--- What the task requires ---
Copy the data precisely, keeping every character.

****

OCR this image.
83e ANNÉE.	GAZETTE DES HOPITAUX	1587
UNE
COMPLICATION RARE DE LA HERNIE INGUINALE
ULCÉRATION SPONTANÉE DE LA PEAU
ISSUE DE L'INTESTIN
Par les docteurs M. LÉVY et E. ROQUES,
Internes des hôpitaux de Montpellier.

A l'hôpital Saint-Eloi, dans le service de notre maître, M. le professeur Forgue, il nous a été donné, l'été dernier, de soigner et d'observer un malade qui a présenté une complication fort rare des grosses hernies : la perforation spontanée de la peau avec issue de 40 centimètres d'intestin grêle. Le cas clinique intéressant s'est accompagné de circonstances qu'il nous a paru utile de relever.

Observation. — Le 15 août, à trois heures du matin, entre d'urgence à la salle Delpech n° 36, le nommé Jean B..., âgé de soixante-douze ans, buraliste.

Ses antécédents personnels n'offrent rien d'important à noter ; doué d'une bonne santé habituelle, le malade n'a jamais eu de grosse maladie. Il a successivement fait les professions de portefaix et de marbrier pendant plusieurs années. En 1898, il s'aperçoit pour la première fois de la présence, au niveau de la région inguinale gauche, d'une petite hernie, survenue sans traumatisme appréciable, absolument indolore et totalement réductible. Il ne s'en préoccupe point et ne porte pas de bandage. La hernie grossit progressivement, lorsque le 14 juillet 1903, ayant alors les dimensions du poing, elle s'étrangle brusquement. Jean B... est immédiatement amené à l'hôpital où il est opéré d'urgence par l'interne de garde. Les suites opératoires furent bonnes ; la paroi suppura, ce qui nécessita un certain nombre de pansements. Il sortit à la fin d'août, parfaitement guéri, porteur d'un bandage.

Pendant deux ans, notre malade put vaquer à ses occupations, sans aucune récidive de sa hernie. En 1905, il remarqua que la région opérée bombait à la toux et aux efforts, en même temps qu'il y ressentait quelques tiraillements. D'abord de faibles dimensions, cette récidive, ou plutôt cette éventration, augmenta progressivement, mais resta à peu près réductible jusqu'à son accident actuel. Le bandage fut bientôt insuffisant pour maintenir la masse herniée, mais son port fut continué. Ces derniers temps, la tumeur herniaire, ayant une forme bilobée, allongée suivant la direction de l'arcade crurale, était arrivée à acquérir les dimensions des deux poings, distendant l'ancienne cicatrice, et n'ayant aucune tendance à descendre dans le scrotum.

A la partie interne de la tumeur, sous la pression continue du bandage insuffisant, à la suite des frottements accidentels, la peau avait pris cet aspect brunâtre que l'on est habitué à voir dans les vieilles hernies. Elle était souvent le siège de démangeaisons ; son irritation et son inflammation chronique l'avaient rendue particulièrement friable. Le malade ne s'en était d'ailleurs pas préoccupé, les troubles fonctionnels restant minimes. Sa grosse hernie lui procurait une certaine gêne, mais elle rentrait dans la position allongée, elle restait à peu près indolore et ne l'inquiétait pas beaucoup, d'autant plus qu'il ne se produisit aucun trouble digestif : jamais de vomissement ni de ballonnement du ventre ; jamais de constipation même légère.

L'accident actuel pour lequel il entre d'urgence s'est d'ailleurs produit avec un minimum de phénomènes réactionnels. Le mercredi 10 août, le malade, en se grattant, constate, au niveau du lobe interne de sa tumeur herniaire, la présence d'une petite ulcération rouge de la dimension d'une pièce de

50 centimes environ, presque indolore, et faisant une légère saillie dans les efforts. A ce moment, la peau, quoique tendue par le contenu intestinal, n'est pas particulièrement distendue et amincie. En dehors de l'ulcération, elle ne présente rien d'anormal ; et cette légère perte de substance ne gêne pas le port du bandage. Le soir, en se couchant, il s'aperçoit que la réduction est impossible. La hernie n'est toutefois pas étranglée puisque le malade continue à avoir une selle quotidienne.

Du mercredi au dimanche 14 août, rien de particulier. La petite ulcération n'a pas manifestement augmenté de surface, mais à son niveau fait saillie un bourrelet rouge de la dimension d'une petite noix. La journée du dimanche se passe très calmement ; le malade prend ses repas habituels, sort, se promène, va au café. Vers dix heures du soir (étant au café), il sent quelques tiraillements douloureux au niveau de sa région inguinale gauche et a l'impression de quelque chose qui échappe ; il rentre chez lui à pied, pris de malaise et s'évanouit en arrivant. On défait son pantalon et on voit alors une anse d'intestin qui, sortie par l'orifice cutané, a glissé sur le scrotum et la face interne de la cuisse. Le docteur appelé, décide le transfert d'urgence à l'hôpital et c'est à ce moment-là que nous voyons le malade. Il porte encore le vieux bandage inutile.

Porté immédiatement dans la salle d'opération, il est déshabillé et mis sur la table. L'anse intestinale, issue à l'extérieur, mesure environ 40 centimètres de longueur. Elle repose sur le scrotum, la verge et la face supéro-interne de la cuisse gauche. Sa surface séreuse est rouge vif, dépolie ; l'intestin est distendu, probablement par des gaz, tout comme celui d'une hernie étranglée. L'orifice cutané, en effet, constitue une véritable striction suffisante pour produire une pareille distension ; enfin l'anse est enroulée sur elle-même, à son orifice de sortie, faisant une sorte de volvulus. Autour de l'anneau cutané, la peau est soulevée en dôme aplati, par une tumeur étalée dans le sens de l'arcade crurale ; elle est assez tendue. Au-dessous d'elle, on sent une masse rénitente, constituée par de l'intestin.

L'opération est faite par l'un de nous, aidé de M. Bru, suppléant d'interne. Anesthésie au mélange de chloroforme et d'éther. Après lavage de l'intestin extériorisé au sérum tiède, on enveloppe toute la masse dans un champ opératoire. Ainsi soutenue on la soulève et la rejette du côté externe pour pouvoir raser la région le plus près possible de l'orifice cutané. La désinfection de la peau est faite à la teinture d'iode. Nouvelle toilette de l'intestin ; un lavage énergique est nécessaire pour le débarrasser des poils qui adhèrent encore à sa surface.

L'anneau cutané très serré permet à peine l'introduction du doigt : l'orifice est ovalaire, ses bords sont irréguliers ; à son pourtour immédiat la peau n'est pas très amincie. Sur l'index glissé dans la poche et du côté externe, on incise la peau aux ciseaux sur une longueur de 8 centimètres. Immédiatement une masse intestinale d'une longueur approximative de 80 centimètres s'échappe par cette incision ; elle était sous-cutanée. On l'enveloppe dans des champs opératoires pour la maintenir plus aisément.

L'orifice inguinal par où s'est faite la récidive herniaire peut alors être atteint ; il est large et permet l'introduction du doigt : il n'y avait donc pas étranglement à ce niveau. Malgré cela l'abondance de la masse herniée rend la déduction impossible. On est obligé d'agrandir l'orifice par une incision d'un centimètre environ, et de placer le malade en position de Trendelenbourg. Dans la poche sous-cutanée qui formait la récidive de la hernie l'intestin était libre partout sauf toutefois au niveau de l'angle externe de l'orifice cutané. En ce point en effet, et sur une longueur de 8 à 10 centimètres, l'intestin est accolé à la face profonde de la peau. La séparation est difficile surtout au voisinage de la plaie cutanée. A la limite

****

--- Answer for the task ---
OCR this image.
83e ANNÉE.	GAZETTE DES HOPITAUX	1587
UNE
COMPLICATION RARE DE LA HERNIE INGUINALE
ULCÉRATION SPONTANÉE DE LA PEAU
ISSUE DE L'INTESTIN
Par les docteurs M. LÉVY et E. ROQUES,
Internes des hôpitaux de Montpellier.

A l'hôpital Saint-Eloi, dans le service de notre maître, M. le professeur Forgue, il nous a été donné, l'été dernier, de soigner et d'observer un malade qui a présenté une complication fort rare des grosses hernies : la perforation spontanée de la peau avec issue de 40 centimètres d'intestin grêle. Le cas clinique intéressant s'est accompagné de circonstances qu'il nous a paru utile de relever.

Observation. — Le 15 août, à trois heures du matin, entre d'urgence à la salle Delpech n° 36, le nommé Jean B..., âgé de soixante-douze ans, buraliste.

Ses antécédents personnels n'offrent rien d'important à noter ; doué d'une bonne santé habituelle, le malade n'a jamais eu de grosse maladie. Il a successivement fait les professions de portefaix et de marbrier pendant plusieurs années. En 1898, il s'aperçoit pour la première fois de la présence, au niveau de la région inguinale gauche, d'une petite hernie, survenue sans traumatisme appréciable, absolument indolore et totalement réductible. Il ne s'en préoccupe point et ne porte pas de bandage. La hernie grossit progressivement, lorsque le 14 juillet 1903, ayant alors les dimensions du poing, elle s'étrangle brusquement. Jean B... est immédiatement amené à l'hôpital où il est opéré d'urgence par l'interne de garde. Les suites opératoires furent bonnes ; la paroi suppura, ce qui nécessita un certain nombre de pansements. Il sortit à la fin d'août, parfaitement guéri, porteur d'un bandage.

Pendant deux ans, notre malade put vaquer à ses occupations, sans aucune récidive de sa hernie. En 1905, il remarqua que la région opérée bombait à la toux et aux efforts, en même temps qu'il y ressentait quelques tiraillements. D'abord de faibles dimensions, cette récidive, ou plutôt cette éventration, augmenta progressivement, mais resta à peu près réductible jusqu'à son accident actuel. Le bandage fut bientôt insuffisant pour maintenir la masse herniée, mais son port fut continué. Ces derniers temps, la tumeur herniaire, ayant une forme bilobée, allongée suivant la direction de l'arcade crurale, était arrivée à acquérir les dimensions des deux poings, distendant l'ancienne cicatrice, et n'ayant aucune tendance à descendre dans le scrotum.

A la partie interne de la tumeur, sous la pression continue du bandage insuffisant, à la suite des frottements accidentels, la peau avait pris cet aspect brunâtre que l'on est habitué à voir dans les vieilles hernies. Elle était souvent le siège de démangeaisons ; son irritation et son inflammation chronique l'avaient rendue particulièrement friable. Le malade ne s'en était d'ailleurs pas préoccupé, les troubles fonctionnels restant minimes. Sa grosse hernie lui procurait une certaine gêne, mais elle rentrait dans la position allongée, elle restait à peu près indolore et ne l'inquiétait pas beaucoup, d'autant plus qu'il ne se produisit aucun trouble digestif : jamais de vomissement ni de ballonnement du ventre ; jamais de constipation même légère.

L'accident actuel pour lequel il entre d'urgence s'est d'ailleurs produit avec un minimum de phénomènes réactionnels. Le mercredi 10 août, le malade, en se grattant, constate, au niveau du lobe interne de sa tumeur herniaire, la présence d'une petite ulcération rouge de la dimension d'une pièce de

50 centimes environ, presque indolore, et faisant une légère saillie dans les efforts. A ce moment, la peau, quoique tendue par le contenu intestinal, n'est pas particulièrement distendue et amincie. En dehors de l'ulcération, elle ne présente rien d'anormal ; et cette légère perte de substance ne gêne pas le port du bandage. Le soir, en se couchant, il s'aperçoit que la réduction est impossible. La hernie n'est toutefois pas étranglée puisque le malade continue à avoir une selle quotidienne.

Du mercredi au dimanche 14 août, rien de particulier. La petite ulcération n'a pas manifestement augmenté de surface, mais à son niveau fait saillie un bourrelet rouge de la dimension d'une petite noix. La journée du dimanche se passe très calmement ; le malade prend ses repas habituels, sort, se promène, va au café. Vers dix heures du soir (étant au café), il sent quelques tiraillements douloureux au niveau de sa région inguinale gauche et a l'impression de quelque chose qui échappe ; il rentre chez lui à pied, pris de malaise et s'évanouit en arrivant. On défait son pantalon et on voit alors une anse d'intestin qui, sortie par l'orifice cutané, a glissé sur le scrotum et la face interne de la cuisse. Le docteur appelé, décide le transfert d'urgence à l'hôpital et c'est à ce moment-là que nous voyons le malade. Il porte encore le vieux bandage inutile.

Porté immédiatement dans la salle d'opération, il est déshabillé et mis sur la table. L'anse intestinale, issue à l'extérieur, mesure environ 40 centimètres de longueur. Elle repose sur le scrotum, la verge et la face supéro-interne de la cuisse gauche. Sa surface séreuse est rouge vif, dépolie ; l'intestin est distendu, probablement par des gaz, tout comme celui d'une hernie étranglée. L'orifice cutané, en effet, constitue une véritable striction suffisante pour produire une pareille distension ; enfin l'anse est enroulée sur elle-même, à son orifice de sortie, faisant une sorte de volvulus. Autour de l'anneau cutané, la peau est soulevée en dôme aplati, par une tumeur étalée dans le sens de l'arcade crurale ; elle est assez tendue. Au-dessous d'elle, on sent une masse rénitente, constituée par de l'intestin.

L'opération est faite par l'un de nous, aidé de M. Bru, suppléant d'interne. Anesthésie au mélange de chloroforme et d'éther. Après lavage de l'intestin extériorisé au sérum tiède, on enveloppe toute la masse dans un champ opératoire. Ainsi soutenue on la soulève et la rejette du côté externe pour pouvoir raser la région le plus près possible de l'orifice cutané. La désinfection de la peau est faite à la teinture d'iode. Nouvelle toilette de l'intestin ; un lavage énergique est nécessaire pour le débarrasser des poils qui adhèrent encore à sa surface.

L'anneau cutané très serré permet à peine l'introduction du doigt : l'orifice est ovalaire, ses bords sont irréguliers ; à son pourtour immédiat la peau n'est pas très amincie. Sur l'index glissé dans la poche et du côté externe, on incise la peau aux ciseaux sur une longueur de 8 centimètres. Immédiatement une masse intestinale d'une longueur approximative de 80 centimètres s'échappe par cette incision ; elle était sous-cutanée. On l'enveloppe dans des champs opératoires pour la maintenir plus aisément.

L'orifice inguinal par où s'est faite la récidive herniaire peut alors être atteint ; il est large et permet l'introduction du doigt : il n'y avait donc pas étranglement à ce niveau. Malgré cela l'abondance de la masse herniée rend la déduction impossible. On est obligé d'agrandir l'orifice par une incision d'un centimètre environ, et de placer le malade en position de Trendelenbourg. Dans la poche sous-cutanée qui formait la récidive de la hernie l'intestin était libre partout sauf toutefois au niveau de l'angle externe de l'orifice cutané. En ce point en effet, et sur une longueur de 8 à 10 centimètres, l'intestin est accolé à la face profonde de la peau. La séparation est difficile surtout au voisinage de la plaie cutanée. A la limite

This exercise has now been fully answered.